- DIRECTION -
Please transcribe the records precisely; pictures stay out of your copy.

· · · ·

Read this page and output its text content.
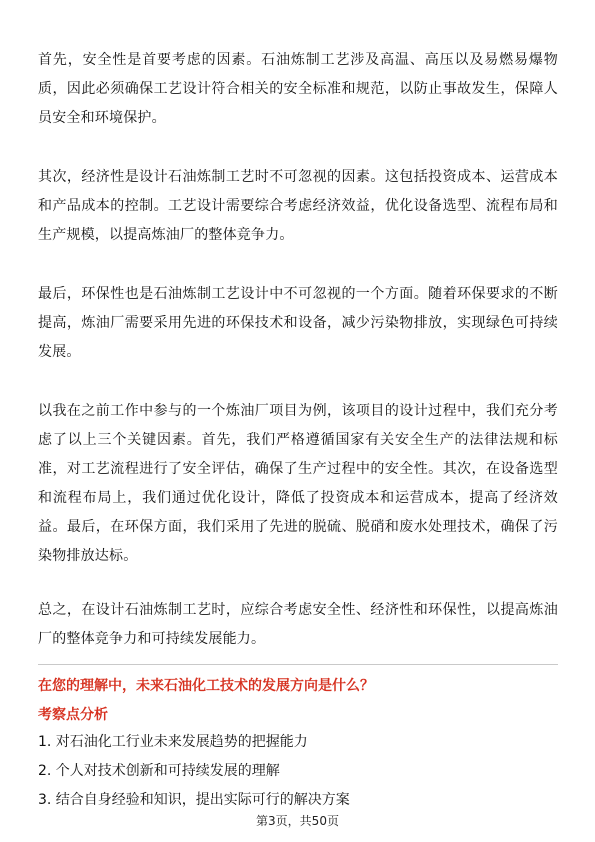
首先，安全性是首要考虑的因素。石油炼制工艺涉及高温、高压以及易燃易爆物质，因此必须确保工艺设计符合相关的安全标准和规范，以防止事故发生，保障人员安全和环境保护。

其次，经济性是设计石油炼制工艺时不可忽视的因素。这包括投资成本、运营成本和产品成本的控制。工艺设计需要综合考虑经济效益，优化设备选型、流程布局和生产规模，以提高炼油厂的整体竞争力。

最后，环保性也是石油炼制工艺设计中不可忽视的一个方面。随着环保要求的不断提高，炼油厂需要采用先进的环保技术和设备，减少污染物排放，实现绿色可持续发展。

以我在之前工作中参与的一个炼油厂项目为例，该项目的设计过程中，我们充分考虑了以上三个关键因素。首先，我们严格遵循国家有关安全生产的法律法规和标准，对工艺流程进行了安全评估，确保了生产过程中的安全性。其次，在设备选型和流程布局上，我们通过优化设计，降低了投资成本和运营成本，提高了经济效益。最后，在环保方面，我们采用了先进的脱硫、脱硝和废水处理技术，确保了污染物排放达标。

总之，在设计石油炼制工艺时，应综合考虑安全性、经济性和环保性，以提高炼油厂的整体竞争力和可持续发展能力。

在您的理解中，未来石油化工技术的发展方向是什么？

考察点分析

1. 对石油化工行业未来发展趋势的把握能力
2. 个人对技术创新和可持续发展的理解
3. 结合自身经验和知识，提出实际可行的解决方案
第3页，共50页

· · · ·

- THE OUTPUT -
Read this page and output its text content.
首先，安全性是首要考虑的因素。石油炼制工艺涉及高温、高压以及易燃易爆物质，因此必须确保工艺设计符合相关的安全标准和规范，以防止事故发生，保障人员安全和环境保护。

其次，经济性是设计石油炼制工艺时不可忽视的因素。这包括投资成本、运营成本和产品成本的控制。工艺设计需要综合考虑经济效益，优化设备选型、流程布局和生产规模，以提高炼油厂的整体竞争力。

最后，环保性也是石油炼制工艺设计中不可忽视的一个方面。随着环保要求的不断提高，炼油厂需要采用先进的环保技术和设备，减少污染物排放，实现绿色可持续发展。

以我在之前工作中参与的一个炼油厂项目为例，该项目的设计过程中，我们充分考虑了以上三个关键因素。首先，我们严格遵循国家有关安全生产的法律法规和标准，对工艺流程进行了安全评估，确保了生产过程中的安全性。其次，在设备选型和流程布局上，我们通过优化设计，降低了投资成本和运营成本，提高了经济效益。最后，在环保方面，我们采用了先进的脱硫、脱硝和废水处理技术，确保了污染物排放达标。

总之，在设计石油炼制工艺时，应综合考虑安全性、经济性和环保性，以提高炼油厂的整体竞争力和可持续发展能力。

在您的理解中，未来石油化工技术的发展方向是什么？

考察点分析

1. 对石油化工行业未来发展趋势的把握能力
2. 个人对技术创新和可持续发展的理解
3. 结合自身经验和知识，提出实际可行的解决方案
第3页，共50页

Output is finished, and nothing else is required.